Task to carry out:
The data below must be copied in full and without any change.

Data supplied:
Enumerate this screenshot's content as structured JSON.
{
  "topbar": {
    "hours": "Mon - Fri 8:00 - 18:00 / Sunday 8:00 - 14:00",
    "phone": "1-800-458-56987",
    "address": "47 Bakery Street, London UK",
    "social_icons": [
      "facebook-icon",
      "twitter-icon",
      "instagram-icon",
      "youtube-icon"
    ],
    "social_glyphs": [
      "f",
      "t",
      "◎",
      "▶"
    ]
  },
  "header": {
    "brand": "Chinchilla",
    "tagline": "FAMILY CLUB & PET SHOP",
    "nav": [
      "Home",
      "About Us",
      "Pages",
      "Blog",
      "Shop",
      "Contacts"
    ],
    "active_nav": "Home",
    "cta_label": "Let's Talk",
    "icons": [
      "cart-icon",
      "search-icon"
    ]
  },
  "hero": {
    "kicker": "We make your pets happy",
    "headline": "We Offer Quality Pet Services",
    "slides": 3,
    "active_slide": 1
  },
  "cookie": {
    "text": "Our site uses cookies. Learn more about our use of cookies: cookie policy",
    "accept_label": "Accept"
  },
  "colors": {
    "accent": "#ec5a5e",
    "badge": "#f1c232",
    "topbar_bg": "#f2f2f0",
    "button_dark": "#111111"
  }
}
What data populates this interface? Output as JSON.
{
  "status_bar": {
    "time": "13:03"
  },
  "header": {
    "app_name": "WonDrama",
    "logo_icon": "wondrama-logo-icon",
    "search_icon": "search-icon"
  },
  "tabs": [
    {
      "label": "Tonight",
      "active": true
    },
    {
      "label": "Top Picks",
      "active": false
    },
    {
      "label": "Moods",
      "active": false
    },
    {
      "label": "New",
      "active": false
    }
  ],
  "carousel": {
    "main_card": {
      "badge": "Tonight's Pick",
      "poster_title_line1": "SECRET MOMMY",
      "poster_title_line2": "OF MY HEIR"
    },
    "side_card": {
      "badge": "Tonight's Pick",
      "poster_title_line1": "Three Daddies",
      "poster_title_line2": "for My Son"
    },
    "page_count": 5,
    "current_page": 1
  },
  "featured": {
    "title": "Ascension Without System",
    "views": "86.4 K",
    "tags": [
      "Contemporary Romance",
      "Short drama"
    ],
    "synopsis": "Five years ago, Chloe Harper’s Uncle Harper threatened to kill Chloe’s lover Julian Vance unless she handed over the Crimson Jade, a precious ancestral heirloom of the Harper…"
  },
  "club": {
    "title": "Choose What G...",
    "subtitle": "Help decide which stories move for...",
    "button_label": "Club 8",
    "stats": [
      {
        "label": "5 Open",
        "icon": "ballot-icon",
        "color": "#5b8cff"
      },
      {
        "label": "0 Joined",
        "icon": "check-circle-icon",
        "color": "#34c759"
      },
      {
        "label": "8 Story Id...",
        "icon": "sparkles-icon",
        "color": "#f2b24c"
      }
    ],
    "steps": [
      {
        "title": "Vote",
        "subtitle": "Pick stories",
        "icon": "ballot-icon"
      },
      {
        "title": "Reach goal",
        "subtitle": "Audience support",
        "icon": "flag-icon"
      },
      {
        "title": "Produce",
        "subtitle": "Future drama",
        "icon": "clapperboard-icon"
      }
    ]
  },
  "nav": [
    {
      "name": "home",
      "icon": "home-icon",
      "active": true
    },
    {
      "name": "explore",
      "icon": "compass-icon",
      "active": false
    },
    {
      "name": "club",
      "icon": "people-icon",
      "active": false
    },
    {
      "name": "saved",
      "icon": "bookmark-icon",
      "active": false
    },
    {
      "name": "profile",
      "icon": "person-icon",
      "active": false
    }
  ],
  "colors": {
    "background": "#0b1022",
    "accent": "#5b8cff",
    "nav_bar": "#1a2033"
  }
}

Completed task:
Enumerate this screenshot's content as structured JSON.
{
  "topbar": {
    "hours": "Mon - Fri 8:00 - 18:00 / Sunday 8:00 - 14:00",
    "phone": "1-800-458-56987",
    "address": "47 Bakery Street, London UK",
    "social_icons": [
      "facebook-icon",
      "twitter-icon",
      "instagram-icon",
      "youtube-icon"
    ],
    "social_glyphs": [
      "f",
      "t",
      "◎",
      "▶"
    ]
  },
  "header": {
    "brand": "Chinchilla",
    "tagline": "FAMILY CLUB & PET SHOP",
    "nav": [
      "Home",
      "About Us",
      "Pages",
      "Blog",
      "Shop",
      "Contacts"
    ],
    "active_nav": "Home",
    "cta_label": "Let's Talk",
    "icons": [
      "cart-icon",
      "search-icon"
    ]
  },
  "hero": {
    "kicker": "We make your pets happy",
    "headline": "We Offer Quality Pet Services",
    "slides": 3,
    "active_slide": 1
  },
  "cookie": {
    "text": "Our site uses cookies. Learn more about our use of cookies: cookie policy",
    "accept_label": "Accept"
  },
  "colors": {
    "accent": "#ec5a5e",
    "badge": "#f1c232",
    "topbar_bg": "#f2f2f0",
    "button_dark": "#111111"
  }
}
What data populates this interface? Output as JSON.
{
  "status_bar": {
    "time": "13:03"
  },
  "header": {
    "app_name": "WonDrama",
    "logo_icon": "wondrama-logo-icon",
    "search_icon": "search-icon"
  },
  "tabs": [
    {
      "label": "Tonight",
      "active": true
    },
    {
      "label": "Top Picks",
      "active": false
    },
    {
      "label": "Moods",
      "active": false
    },
    {
      "label": "New",
      "active": false
    }
  ],
  "carousel": {
    "main_card": {
      "badge": "Tonight's Pick",
      "poster_title_line1": "SECRET MOMMY",
      "poster_title_line2": "OF MY HEIR"
    },
    "side_card": {
      "badge": "Tonight's Pick",
      "poster_title_line1": "Three Daddies",
      "poster_title_line2": "for My Son"
    },
    "page_count": 5,
    "current_page": 1
  },
  "featured": {
    "title": "Ascension Without System",
    "views": "86.4 K",
    "tags": [
      "Contemporary Romance",
      "Short drama"
    ],
    "synopsis": "Five years ago, Chloe Harper’s Uncle Harper threatened to kill Chloe’s lover Julian Vance unless she handed over the Crimson Jade, a precious ancestral heirloom of the Harper…"
  },
  "club": {
    "title": "Choose What G...",
    "subtitle": "Help decide which stories move for...",
    "button_label": "Club 8",
    "stats": [
      {
        "label": "5 Open",
        "icon": "ballot-icon",
        "color": "#5b8cff"
      },
      {
        "label": "0 Joined",
        "icon": "check-circle-icon",
        "color": "#34c759"
      },
      {
        "label": "8 Story Id...",
        "icon": "sparkles-icon",
        "color": "#f2b24c"
      }
    ],
    "steps": [
      {
        "title": "Vote",
        "subtitle": "Pick stories",
        "icon": "ballot-icon"
      },
      {
        "title": "Reach goal",
        "subtitle": "Audience support",
        "icon": "flag-icon"
      },
      {
        "title": "Produce",
        "subtitle": "Future drama",
        "icon": "clapperboard-icon"
      }
    ]
  },
  "nav": [
    {
      "name": "home",
      "icon": "home-icon",
      "active": true
    },
    {
      "name": "explore",
      "icon": "compass-icon",
      "active": false
    },
    {
      "name": "club",
      "icon": "people-icon",
      "active": false
    },
    {
      "name": "saved",
      "icon": "bookmark-icon",
      "active": false
    },
    {
      "name": "profile",
      "icon": "person-icon",
      "active": false
    }
  ],
  "colors": {
    "background": "#0b1022",
    "accent": "#5b8cff",
    "nav_bar": "#1a2033"
  }
}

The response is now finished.